- _Work to do_
Extract the stretch of material below from its first line through the line containing "usosweb-logo[interactable]: USOS web", copying each line verbatim.

- _Dataset records_
—————

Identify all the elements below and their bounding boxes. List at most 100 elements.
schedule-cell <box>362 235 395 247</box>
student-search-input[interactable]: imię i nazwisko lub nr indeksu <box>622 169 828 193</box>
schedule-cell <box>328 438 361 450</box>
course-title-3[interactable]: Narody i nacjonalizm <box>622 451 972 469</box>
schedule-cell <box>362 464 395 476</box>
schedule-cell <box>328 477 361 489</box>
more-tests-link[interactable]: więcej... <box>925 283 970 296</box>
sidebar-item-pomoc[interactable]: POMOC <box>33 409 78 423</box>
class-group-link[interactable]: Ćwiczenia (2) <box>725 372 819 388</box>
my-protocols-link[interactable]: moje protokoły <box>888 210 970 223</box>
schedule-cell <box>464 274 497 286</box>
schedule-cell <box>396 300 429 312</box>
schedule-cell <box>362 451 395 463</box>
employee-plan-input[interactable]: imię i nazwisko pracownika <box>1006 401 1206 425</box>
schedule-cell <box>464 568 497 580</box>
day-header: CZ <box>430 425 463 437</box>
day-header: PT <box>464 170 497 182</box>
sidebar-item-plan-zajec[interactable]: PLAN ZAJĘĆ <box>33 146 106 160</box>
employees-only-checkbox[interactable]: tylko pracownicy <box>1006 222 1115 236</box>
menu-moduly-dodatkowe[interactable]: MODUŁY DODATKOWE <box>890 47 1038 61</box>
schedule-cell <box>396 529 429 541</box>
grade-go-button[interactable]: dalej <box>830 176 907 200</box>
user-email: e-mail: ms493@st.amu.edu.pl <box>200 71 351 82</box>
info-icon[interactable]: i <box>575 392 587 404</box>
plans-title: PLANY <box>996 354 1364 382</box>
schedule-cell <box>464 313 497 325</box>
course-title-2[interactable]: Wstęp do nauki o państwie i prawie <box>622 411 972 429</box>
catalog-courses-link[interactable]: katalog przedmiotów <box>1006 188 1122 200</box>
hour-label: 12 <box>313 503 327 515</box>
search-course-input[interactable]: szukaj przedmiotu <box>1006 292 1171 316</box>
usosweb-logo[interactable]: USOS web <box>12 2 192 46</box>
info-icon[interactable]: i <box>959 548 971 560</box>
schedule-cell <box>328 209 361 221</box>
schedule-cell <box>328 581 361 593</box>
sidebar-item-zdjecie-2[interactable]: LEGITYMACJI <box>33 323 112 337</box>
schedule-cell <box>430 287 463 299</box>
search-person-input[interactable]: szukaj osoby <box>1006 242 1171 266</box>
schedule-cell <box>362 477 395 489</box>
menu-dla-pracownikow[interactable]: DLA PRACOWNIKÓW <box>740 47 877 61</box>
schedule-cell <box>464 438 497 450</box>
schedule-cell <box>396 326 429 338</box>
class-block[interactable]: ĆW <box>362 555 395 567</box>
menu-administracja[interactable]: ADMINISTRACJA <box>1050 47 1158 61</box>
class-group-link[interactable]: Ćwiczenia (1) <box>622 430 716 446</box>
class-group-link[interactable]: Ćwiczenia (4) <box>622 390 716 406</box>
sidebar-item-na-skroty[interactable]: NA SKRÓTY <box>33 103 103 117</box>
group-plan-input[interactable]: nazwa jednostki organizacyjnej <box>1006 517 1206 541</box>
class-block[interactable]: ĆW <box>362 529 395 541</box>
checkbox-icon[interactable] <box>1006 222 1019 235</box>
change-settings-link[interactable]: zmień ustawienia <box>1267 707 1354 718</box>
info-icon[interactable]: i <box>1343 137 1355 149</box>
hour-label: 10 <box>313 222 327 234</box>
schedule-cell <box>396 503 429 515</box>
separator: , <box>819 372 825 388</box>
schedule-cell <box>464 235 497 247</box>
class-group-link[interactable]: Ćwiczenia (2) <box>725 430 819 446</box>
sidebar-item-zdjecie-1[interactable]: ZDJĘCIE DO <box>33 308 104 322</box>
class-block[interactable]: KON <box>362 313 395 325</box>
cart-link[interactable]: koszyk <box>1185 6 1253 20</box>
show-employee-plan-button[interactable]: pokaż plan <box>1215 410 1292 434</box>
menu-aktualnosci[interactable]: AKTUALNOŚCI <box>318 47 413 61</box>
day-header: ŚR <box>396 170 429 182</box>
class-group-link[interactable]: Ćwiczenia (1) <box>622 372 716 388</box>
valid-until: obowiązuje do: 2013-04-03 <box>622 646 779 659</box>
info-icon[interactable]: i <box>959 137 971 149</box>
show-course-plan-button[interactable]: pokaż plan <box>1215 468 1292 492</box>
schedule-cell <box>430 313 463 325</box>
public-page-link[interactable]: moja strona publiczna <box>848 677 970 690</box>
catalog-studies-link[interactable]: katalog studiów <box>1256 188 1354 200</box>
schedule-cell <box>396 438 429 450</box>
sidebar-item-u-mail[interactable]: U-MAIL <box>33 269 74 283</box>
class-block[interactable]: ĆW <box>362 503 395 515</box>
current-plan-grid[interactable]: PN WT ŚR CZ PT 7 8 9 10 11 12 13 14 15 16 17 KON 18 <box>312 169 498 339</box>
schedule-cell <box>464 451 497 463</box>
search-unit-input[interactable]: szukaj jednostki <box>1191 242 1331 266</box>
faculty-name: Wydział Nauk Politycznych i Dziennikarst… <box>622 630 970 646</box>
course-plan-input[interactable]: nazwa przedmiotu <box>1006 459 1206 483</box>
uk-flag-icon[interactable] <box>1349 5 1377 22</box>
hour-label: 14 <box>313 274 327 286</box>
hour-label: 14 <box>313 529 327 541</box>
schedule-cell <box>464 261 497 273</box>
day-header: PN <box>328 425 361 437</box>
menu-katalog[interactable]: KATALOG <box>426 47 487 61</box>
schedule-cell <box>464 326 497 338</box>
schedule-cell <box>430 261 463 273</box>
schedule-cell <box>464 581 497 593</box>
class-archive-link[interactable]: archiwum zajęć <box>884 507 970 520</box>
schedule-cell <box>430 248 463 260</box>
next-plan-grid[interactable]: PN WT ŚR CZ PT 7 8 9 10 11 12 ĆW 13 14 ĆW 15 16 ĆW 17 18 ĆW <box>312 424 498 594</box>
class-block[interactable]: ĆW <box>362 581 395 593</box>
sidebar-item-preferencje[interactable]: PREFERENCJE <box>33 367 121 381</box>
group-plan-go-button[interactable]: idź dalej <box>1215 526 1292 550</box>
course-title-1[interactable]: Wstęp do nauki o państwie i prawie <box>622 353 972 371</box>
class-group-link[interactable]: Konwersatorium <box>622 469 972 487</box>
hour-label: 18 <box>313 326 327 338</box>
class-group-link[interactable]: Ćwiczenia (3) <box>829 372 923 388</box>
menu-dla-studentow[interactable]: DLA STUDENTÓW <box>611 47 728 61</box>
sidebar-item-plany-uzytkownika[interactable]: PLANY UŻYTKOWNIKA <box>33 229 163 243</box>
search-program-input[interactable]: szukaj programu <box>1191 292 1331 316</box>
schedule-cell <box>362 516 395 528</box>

—————

- _Solution for this problem_
Identify all the elements below and their bounding boxes. List at most 100 elements.
schedule-cell <box>362 235 395 247</box>
student-search-input[interactable]: imię i nazwisko lub nr indeksu <box>622 169 828 193</box>
schedule-cell <box>328 438 361 450</box>
course-title-3[interactable]: Narody i nacjonalizm <box>622 451 972 469</box>
schedule-cell <box>362 464 395 476</box>
schedule-cell <box>328 477 361 489</box>
more-tests-link[interactable]: więcej... <box>925 283 970 296</box>
sidebar-item-pomoc[interactable]: POMOC <box>33 409 78 423</box>
class-group-link[interactable]: Ćwiczenia (2) <box>725 372 819 388</box>
my-protocols-link[interactable]: moje protokoły <box>888 210 970 223</box>
schedule-cell <box>464 274 497 286</box>
schedule-cell <box>396 300 429 312</box>
schedule-cell <box>362 451 395 463</box>
employee-plan-input[interactable]: imię i nazwisko pracownika <box>1006 401 1206 425</box>
schedule-cell <box>464 568 497 580</box>
day-header: CZ <box>430 425 463 437</box>
day-header: PT <box>464 170 497 182</box>
sidebar-item-plan-zajec[interactable]: PLAN ZAJĘĆ <box>33 146 106 160</box>
employees-only-checkbox[interactable]: tylko pracownicy <box>1006 222 1115 236</box>
menu-moduly-dodatkowe[interactable]: MODUŁY DODATKOWE <box>890 47 1038 61</box>
schedule-cell <box>396 529 429 541</box>
grade-go-button[interactable]: dalej <box>830 176 907 200</box>
user-email: e-mail: ms493@st.amu.edu.pl <box>200 71 351 82</box>
info-icon[interactable]: i <box>575 392 587 404</box>
plans-title: PLANY <box>996 354 1364 382</box>
schedule-cell <box>464 313 497 325</box>
course-title-2[interactable]: Wstęp do nauki o państwie i prawie <box>622 411 972 429</box>
catalog-courses-link[interactable]: katalog przedmiotów <box>1006 188 1122 200</box>
hour-label: 12 <box>313 503 327 515</box>
search-course-input[interactable]: szukaj przedmiotu <box>1006 292 1171 316</box>
usosweb-logo[interactable]: USOS web <box>12 2 192 46</box>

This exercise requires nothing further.